** start of RECORDED INFORMATION **

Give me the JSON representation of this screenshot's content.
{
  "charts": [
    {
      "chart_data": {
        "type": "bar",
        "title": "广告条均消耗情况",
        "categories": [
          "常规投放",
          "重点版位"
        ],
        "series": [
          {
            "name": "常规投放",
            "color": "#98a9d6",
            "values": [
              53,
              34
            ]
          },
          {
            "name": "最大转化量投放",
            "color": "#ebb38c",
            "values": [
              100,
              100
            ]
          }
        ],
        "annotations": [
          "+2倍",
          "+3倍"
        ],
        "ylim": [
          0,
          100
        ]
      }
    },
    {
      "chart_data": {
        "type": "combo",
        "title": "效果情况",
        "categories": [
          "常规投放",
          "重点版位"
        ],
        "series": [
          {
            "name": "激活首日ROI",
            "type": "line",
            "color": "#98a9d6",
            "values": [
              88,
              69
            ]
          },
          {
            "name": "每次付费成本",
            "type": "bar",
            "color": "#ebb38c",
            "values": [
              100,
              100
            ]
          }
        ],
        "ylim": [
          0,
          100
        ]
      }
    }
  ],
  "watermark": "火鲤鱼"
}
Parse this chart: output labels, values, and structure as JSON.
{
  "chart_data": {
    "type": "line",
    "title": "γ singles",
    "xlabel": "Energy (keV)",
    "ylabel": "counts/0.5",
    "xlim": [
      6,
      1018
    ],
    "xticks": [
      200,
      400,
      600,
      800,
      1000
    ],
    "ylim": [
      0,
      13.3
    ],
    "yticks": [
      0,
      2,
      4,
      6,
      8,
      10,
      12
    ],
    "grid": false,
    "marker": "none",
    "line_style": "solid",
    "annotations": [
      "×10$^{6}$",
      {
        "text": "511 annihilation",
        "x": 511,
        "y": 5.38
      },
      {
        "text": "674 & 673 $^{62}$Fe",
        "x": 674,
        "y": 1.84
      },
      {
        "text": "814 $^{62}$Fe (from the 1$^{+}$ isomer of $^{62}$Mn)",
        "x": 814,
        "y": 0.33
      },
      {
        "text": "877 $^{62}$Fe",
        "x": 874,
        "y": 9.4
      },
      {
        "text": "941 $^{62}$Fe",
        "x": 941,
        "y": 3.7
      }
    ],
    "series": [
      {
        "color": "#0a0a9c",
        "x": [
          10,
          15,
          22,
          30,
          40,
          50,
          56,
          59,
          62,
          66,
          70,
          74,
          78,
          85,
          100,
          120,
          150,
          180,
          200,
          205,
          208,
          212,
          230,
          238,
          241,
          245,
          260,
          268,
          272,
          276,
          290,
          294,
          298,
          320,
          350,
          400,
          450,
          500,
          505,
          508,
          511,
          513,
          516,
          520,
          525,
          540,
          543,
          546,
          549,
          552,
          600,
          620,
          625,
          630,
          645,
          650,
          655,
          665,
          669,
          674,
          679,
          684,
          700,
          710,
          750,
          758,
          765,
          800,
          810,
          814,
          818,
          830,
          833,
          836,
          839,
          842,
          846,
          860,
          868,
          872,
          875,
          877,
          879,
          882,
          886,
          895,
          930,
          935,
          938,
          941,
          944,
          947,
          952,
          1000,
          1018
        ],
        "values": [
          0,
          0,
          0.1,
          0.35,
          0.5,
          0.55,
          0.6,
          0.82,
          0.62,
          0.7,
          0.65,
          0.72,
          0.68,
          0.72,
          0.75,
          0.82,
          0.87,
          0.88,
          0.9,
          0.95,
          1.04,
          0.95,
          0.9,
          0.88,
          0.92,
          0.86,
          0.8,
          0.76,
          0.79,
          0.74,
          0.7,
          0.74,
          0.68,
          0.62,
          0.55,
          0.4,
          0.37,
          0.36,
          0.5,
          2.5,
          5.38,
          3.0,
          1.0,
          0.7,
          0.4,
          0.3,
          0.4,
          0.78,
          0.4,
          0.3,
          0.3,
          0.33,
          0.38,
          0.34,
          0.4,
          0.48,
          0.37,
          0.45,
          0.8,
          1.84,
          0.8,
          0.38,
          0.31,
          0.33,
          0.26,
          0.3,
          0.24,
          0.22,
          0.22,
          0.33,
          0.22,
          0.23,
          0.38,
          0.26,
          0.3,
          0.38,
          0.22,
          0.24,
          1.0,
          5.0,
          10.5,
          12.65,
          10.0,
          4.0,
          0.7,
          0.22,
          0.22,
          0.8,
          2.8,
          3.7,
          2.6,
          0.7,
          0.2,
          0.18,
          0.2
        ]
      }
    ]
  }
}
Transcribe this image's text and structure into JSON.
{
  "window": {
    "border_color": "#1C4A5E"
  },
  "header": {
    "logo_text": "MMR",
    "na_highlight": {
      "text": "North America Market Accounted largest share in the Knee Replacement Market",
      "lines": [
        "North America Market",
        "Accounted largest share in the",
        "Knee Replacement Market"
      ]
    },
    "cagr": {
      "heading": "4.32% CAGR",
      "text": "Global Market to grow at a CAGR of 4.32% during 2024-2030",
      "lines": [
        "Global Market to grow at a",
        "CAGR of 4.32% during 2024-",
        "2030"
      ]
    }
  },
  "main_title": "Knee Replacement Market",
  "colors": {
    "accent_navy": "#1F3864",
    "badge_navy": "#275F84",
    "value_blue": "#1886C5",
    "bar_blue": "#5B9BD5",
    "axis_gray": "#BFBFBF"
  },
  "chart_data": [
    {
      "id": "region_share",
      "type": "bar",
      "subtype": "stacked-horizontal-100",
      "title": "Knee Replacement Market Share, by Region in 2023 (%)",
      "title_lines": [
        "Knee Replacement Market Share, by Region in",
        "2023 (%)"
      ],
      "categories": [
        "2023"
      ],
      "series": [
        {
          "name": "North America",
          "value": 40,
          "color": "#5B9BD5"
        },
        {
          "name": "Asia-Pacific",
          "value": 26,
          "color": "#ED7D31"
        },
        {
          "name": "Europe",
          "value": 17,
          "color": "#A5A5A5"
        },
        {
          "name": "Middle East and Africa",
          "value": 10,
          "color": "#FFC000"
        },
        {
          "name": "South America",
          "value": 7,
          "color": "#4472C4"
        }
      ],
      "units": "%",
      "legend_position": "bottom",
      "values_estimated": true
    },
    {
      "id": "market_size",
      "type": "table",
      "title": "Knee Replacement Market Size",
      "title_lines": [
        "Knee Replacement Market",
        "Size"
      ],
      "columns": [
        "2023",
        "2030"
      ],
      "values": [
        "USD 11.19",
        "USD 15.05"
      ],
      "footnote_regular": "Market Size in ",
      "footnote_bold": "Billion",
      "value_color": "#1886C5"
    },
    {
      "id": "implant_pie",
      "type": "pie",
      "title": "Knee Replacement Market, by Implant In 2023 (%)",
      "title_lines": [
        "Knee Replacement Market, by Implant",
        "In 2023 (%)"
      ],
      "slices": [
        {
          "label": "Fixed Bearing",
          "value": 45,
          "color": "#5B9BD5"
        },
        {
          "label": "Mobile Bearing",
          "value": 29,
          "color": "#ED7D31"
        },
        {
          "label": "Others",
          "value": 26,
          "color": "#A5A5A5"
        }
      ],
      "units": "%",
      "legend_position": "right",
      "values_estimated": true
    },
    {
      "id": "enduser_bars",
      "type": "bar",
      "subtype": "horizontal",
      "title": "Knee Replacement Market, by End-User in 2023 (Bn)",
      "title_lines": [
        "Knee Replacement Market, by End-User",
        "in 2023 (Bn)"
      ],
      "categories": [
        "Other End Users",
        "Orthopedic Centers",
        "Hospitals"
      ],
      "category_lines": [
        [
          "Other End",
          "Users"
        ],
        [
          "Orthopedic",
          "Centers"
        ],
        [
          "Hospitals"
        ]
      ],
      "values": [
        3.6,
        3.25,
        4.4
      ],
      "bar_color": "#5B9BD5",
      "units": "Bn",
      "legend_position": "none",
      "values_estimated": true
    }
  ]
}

** end of RECORDED INFORMATION **

▶ _PROBLEM TO WORK ON_
Identify each line of the material where the word "Bearing" shows up, and copy it.

▶ _ANSWER TO THIS PROBLEM_
          "label": "Fixed Bearing",
          "label": "Mobile Bearing",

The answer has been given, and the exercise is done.